#### Dataset entries

%%

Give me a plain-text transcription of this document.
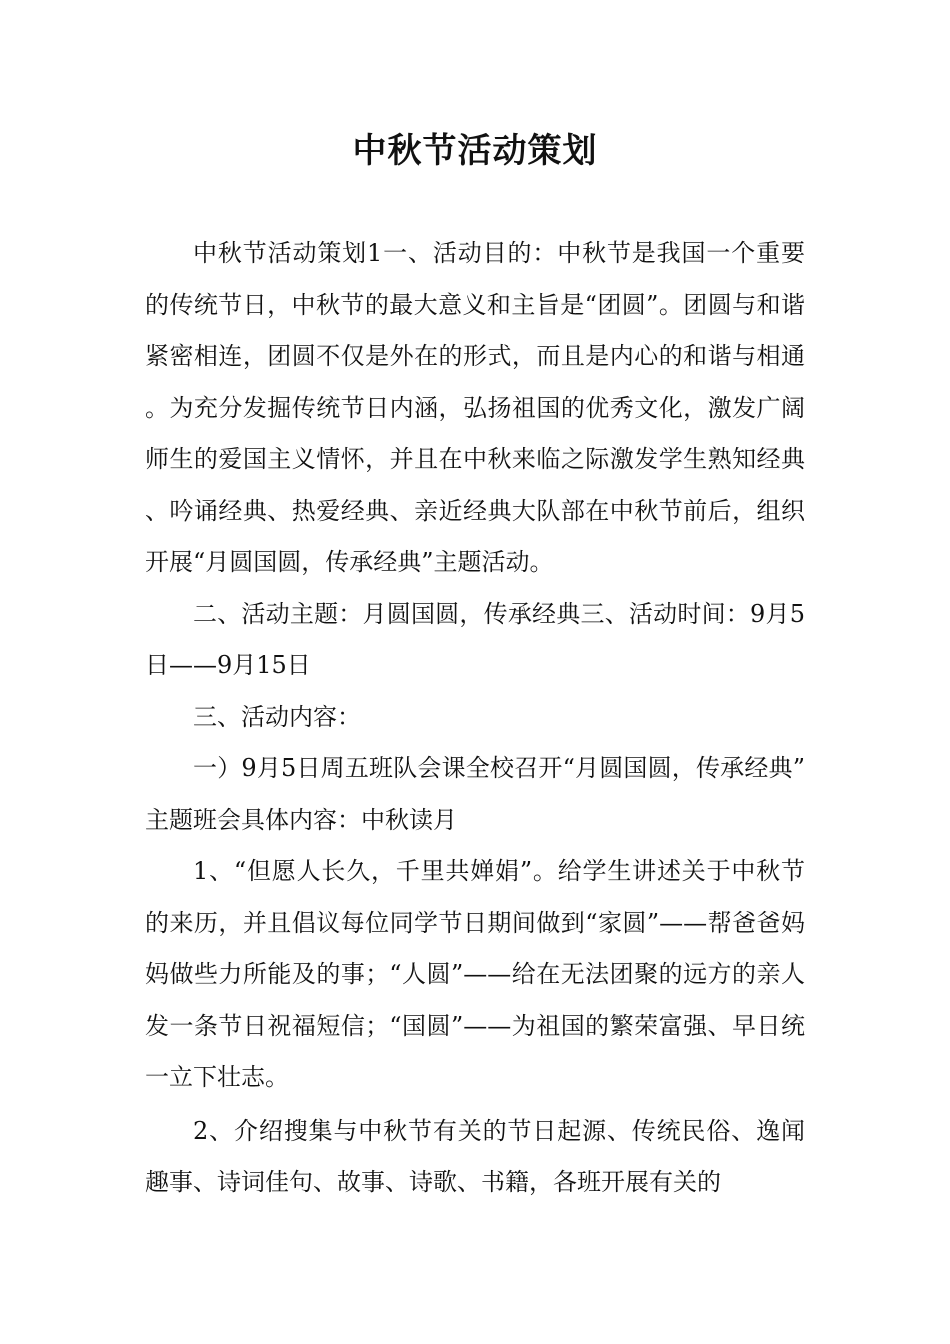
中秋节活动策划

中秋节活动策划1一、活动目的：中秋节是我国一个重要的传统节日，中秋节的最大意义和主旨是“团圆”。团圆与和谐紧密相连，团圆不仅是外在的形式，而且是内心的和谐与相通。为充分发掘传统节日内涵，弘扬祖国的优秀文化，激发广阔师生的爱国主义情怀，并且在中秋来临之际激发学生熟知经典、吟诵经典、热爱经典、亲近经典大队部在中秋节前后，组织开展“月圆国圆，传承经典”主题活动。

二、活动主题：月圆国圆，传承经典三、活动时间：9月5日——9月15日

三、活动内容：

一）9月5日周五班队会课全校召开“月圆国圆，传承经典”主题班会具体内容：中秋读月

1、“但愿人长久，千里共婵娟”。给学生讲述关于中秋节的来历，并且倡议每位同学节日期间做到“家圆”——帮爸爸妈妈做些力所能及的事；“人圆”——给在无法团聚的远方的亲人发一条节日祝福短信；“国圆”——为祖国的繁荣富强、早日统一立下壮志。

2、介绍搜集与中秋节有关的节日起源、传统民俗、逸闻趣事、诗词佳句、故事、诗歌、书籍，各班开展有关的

%%
%%

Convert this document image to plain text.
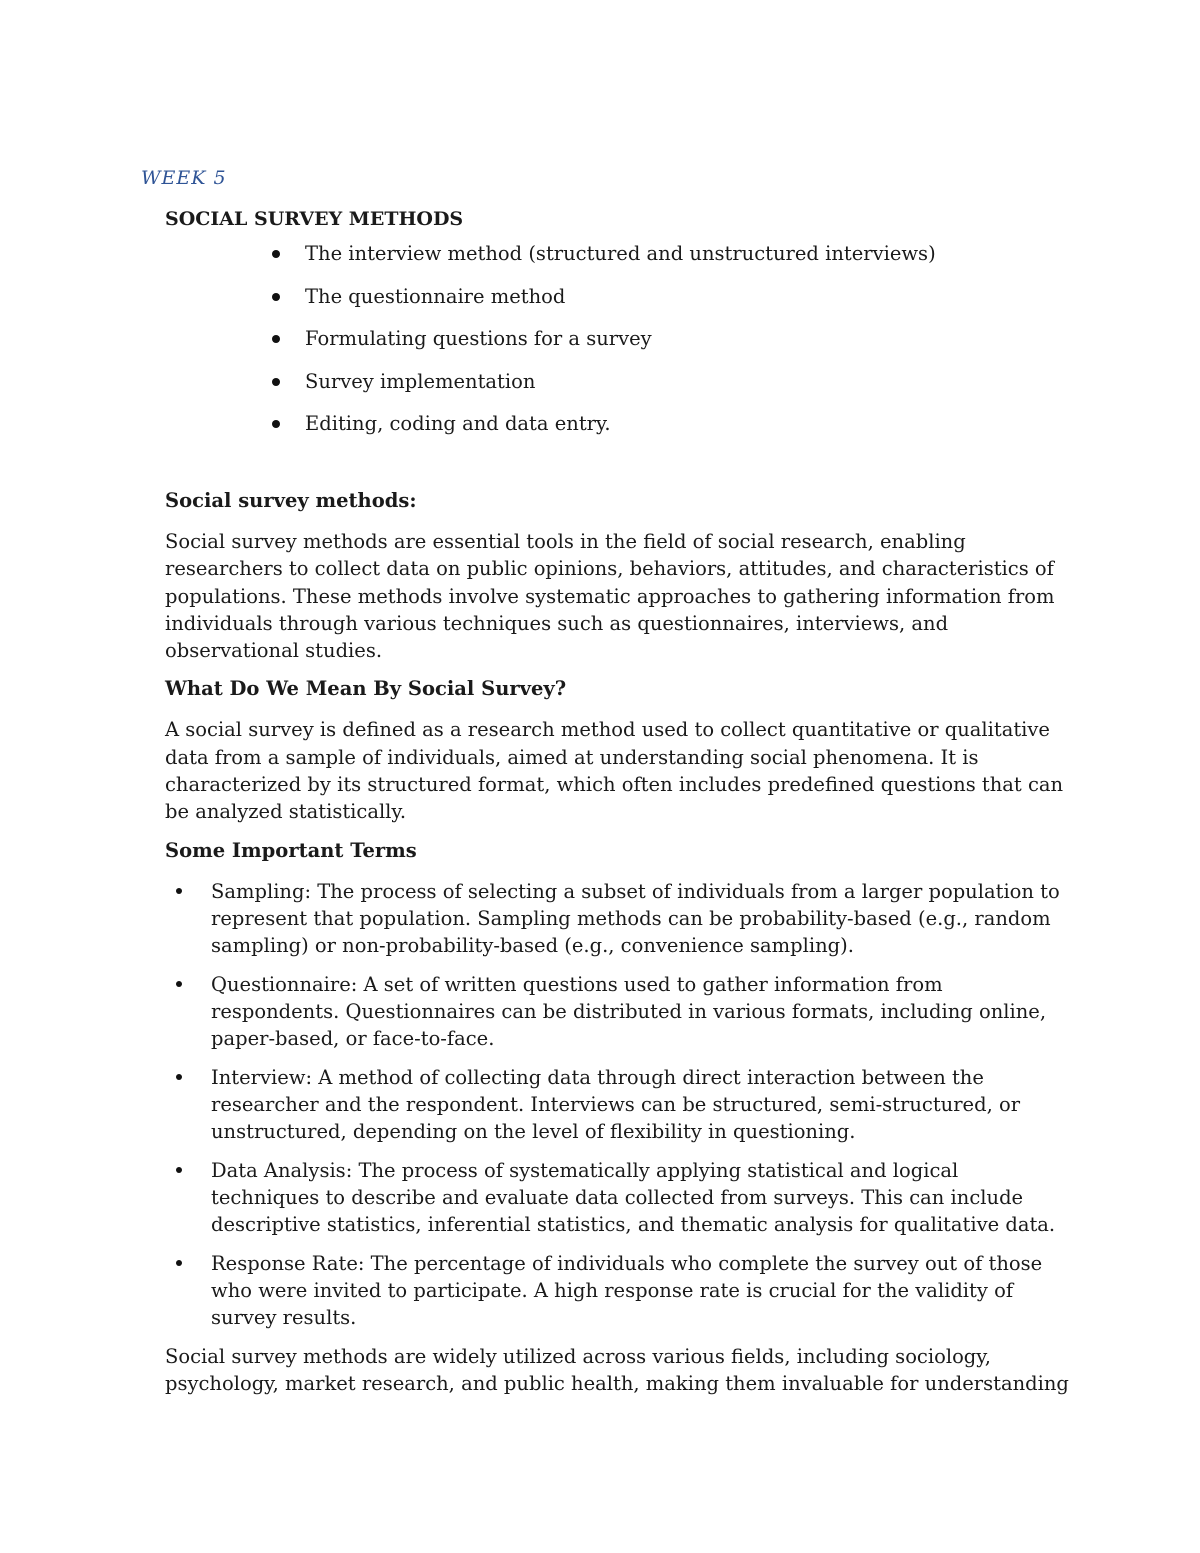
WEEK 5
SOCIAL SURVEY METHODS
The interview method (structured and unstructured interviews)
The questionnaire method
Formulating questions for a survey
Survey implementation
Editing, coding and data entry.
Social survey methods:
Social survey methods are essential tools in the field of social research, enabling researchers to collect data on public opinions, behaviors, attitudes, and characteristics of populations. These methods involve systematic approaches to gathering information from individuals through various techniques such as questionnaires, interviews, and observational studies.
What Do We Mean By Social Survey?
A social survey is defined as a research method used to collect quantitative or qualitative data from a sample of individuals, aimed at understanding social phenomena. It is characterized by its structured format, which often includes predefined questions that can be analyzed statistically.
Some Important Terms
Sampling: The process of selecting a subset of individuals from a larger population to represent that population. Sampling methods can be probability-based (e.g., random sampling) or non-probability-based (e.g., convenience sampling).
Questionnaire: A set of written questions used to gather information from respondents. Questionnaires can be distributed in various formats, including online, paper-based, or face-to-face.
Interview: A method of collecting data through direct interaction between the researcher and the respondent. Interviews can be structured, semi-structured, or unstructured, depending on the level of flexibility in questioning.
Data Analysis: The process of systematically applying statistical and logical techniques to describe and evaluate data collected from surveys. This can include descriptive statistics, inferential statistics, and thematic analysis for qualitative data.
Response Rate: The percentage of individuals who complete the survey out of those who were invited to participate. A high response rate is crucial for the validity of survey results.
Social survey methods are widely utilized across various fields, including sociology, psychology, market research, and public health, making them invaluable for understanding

%%

#### Task instructions
Search the entries for "document" and copy out each line that has it.

#### Written solution
Give me a plain-text transcription of this document.
Convert this document image to plain text.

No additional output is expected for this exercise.